- QUOTED PASSAGE
Following his decisions, Ezras Torah published an annual calendar (luach) listing the synagogue and liturgical customs for each day, specifying the specific practice of that day.

He had two sons: Louis Henkin, a legal academician and writer, and Rabbi Hillel Henkin, an educator in Connecticut. His grandson was Rabbi Yehuda Herzl Henkin, an Orthodox rabbi in Israel. Many of Yosef Eliyahu Henkin's opinions are only known through the responsa of his grandson.

Henkin died on August 11, 1973 at his home in New York.

==Positions on Jewish law==
Henkin considered Reform marriage as a form of common law marriage requiring a Jewish divorce (get).

He was opposed to the practice in yeshivas and synagogues of pausing in the middle of the Rosh Hashanah services for kiddush and refreshments before shofar-blowing. (His stance is defended in his grandson's responsa.)

- SUPPLIED DATA
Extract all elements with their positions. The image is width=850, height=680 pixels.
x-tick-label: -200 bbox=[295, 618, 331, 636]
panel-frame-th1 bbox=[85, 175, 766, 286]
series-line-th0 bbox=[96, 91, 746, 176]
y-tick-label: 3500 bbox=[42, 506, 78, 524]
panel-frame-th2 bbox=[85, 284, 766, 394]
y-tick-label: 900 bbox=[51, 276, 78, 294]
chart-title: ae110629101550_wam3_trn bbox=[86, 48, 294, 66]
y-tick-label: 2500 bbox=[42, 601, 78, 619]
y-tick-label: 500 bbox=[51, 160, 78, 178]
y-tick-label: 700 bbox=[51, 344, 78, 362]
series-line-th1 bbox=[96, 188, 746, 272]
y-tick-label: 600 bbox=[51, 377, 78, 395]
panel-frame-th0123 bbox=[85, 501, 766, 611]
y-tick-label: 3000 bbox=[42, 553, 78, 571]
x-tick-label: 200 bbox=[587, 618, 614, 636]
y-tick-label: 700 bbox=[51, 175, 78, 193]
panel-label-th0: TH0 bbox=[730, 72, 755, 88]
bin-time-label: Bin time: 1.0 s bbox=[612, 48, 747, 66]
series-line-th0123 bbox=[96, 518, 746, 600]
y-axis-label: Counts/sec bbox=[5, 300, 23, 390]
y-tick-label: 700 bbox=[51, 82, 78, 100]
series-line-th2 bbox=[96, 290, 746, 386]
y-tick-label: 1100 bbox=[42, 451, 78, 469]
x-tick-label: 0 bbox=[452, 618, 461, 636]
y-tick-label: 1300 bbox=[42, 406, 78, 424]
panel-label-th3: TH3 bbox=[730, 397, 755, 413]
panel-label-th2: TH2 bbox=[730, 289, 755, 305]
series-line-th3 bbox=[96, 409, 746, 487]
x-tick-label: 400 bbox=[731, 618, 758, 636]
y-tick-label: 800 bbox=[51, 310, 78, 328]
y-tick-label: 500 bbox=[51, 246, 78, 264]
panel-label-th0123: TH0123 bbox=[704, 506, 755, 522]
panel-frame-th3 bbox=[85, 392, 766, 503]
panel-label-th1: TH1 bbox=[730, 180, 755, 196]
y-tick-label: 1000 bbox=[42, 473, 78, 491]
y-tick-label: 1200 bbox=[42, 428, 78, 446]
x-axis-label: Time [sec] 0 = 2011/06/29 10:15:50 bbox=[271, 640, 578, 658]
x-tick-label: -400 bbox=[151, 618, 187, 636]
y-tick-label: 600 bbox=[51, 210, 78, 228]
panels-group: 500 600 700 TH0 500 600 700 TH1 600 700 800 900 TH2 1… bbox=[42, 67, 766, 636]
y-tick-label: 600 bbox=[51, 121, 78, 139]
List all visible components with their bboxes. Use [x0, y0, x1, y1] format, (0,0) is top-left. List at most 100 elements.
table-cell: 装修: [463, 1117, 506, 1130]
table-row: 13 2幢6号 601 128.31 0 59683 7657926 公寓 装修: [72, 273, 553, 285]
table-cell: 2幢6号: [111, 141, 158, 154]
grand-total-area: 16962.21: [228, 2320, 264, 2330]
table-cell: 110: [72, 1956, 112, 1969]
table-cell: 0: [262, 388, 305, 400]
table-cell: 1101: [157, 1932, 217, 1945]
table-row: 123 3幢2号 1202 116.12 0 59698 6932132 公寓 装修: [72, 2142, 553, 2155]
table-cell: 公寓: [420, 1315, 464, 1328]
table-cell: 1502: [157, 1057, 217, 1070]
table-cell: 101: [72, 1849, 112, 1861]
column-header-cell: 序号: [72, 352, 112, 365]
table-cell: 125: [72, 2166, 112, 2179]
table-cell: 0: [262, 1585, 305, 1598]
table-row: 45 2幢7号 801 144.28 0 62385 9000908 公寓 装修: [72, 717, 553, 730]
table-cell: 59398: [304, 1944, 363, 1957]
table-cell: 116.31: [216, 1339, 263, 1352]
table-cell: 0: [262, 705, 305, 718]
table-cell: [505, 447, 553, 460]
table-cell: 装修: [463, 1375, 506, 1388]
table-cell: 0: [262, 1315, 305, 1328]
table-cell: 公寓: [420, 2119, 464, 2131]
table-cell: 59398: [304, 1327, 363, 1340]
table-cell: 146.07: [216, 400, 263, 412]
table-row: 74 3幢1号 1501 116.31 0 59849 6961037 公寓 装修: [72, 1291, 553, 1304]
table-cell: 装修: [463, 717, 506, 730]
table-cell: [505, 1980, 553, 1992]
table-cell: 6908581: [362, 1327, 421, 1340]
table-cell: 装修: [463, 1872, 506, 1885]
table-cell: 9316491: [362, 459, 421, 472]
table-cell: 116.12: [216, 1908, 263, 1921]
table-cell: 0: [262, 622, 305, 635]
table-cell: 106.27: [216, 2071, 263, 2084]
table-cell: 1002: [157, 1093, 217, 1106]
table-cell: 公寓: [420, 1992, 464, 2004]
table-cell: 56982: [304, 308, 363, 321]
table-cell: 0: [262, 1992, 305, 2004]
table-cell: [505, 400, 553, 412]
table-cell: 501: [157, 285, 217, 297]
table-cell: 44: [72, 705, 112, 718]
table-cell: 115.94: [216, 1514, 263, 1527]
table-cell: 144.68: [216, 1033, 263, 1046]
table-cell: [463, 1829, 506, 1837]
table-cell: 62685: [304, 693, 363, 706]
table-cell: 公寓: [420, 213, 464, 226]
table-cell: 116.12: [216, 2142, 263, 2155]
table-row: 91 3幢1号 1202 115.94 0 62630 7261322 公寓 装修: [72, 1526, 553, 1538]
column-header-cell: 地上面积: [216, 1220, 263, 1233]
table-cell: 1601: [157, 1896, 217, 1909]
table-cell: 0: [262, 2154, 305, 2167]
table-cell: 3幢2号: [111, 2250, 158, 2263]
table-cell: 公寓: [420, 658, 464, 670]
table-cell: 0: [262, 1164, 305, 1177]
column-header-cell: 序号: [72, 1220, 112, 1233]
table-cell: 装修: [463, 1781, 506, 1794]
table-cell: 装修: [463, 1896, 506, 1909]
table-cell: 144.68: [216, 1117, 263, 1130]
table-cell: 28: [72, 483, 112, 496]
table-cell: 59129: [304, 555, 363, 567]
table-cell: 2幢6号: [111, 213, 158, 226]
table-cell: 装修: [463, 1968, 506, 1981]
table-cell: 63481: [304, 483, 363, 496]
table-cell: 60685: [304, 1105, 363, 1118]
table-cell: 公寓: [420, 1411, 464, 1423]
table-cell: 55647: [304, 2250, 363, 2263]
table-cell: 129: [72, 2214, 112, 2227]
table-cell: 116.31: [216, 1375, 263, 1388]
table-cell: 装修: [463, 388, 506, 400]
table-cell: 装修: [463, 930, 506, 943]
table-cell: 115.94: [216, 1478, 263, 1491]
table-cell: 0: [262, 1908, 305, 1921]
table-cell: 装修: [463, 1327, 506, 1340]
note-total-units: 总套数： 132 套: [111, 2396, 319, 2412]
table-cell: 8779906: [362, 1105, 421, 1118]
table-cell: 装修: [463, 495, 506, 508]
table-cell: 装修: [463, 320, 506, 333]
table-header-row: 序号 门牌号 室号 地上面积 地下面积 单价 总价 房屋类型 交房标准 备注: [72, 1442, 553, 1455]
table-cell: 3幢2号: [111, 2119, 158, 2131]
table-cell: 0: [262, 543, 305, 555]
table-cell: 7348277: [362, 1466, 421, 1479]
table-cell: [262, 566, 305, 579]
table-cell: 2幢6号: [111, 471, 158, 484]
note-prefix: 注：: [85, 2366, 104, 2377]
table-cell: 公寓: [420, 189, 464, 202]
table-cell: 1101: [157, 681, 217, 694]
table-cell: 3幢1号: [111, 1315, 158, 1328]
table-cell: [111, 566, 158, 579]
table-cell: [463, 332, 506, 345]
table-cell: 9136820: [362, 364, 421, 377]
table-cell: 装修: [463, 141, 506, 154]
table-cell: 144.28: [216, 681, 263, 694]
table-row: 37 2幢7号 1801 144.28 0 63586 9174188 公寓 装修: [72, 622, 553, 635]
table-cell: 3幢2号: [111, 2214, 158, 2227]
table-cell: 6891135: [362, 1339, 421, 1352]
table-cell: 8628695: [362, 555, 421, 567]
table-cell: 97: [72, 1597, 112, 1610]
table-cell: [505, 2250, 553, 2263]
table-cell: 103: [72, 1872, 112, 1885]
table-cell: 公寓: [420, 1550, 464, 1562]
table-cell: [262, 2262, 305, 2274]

- ACTION ITEM A
Answer these questions using the text about Yosef Eliyahu Henkin above:
(i) What did Ezras Torah publish following his decisions?
(ii) On what date did Henkin die, and where?
(iii) According to the text, how did Henkin regard Reform marriage?
- ACTION ITEM B
Repeat the part of the text about Yosef Eliyahu Henkin from "He was opposed" up to and including "his grandson's responsa.)".

- RESPONSE A
(i) An annual calendar (luach) listing the synagogue and liturgical customs for each day.
(ii) August 11, 1973, at his home in New York.
(iii) As a form of common law marriage requiring a Jewish divorce (get).

- RESPONSE B
He was opposed to the practice in yeshivas and synagogues of pausing in the middle of the Rosh Hashanah services for kiddush and refreshments before shofar-blowing. (His stance is defended in his grandson's responsa.)